Stored dataset items
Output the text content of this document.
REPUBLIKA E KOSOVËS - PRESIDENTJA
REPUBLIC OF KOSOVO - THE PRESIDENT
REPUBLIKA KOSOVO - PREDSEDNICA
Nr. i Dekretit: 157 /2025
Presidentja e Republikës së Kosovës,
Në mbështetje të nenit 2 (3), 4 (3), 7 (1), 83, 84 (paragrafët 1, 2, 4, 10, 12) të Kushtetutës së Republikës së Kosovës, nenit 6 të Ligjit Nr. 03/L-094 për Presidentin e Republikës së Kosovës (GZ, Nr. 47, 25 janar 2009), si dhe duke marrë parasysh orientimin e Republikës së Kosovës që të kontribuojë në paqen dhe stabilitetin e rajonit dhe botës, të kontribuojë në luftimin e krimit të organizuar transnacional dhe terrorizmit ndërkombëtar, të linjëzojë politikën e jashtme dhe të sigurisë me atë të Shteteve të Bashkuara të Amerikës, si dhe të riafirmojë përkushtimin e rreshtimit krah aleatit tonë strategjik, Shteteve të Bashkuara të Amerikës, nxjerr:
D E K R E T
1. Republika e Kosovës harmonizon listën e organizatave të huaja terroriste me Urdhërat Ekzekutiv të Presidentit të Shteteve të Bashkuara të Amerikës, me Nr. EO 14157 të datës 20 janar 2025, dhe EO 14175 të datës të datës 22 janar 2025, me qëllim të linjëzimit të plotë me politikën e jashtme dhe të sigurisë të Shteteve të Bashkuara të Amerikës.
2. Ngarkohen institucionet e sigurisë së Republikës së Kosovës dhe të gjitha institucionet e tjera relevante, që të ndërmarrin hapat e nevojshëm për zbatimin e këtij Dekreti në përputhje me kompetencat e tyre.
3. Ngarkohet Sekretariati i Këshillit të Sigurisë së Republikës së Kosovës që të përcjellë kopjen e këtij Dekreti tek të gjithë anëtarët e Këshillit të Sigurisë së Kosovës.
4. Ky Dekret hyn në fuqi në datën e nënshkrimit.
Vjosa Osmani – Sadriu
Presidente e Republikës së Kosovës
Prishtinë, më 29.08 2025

WORK TO COMPLETE:
Retype the material above, line by line, exactly.

COMPLETED TASK:
Output the text content of this document.
REPUBLIKA E KOSOVËS - PRESIDENTJA
REPUBLIC OF KOSOVO - THE PRESIDENT
REPUBLIKA KOSOVO - PREDSEDNICA
Nr. i Dekretit: 157 /2025
Presidentja e Republikës së Kosovës,
Në mbështetje të nenit 2 (3), 4 (3), 7 (1), 83, 84 (paragrafët 1, 2, 4, 10, 12) të Kushtetutës së Republikës së Kosovës, nenit 6 të Ligjit Nr. 03/L-094 për Presidentin e Republikës së Kosovës (GZ, Nr. 47, 25 janar 2009), si dhe duke marrë parasysh orientimin e Republikës së Kosovës që të kontribuojë në paqen dhe stabilitetin e rajonit dhe botës, të kontribuojë në luftimin e krimit të organizuar transnacional dhe terrorizmit ndërkombëtar, të linjëzojë politikën e jashtme dhe të sigurisë me atë të Shteteve të Bashkuara të Amerikës, si dhe të riafirmojë përkushtimin e rreshtimit krah aleatit tonë strategjik, Shteteve të Bashkuara të Amerikës, nxjerr:
D E K R E T
1. Republika e Kosovës harmonizon listën e organizatave të huaja terroriste me Urdhërat Ekzekutiv të Presidentit të Shteteve të Bashkuara të Amerikës, me Nr. EO 14157 të datës 20 janar 2025, dhe EO 14175 të datës të datës 22 janar 2025, me qëllim të linjëzimit të plotë me politikën e jashtme dhe të sigurisë të Shteteve të Bashkuara të Amerikës.
2. Ngarkohen institucionet e sigurisë së Republikës së Kosovës dhe të gjitha institucionet e tjera relevante, që të ndërmarrin hapat e nevojshëm për zbatimin e këtij Dekreti në përputhje me kompetencat e tyre.
3. Ngarkohet Sekretariati i Këshillit të Sigurisë së Republikës së Kosovës që të përcjellë kopjen e këtij Dekreti tek të gjithë anëtarët e Këshillit të Sigurisë së Kosovës.
4. Ky Dekret hyn në fuqi në datën e nënshkrimit.
Vjosa Osmani – Sadriu
Presidente e Republikës së Kosovës
Prishtinë, më 29.08 2025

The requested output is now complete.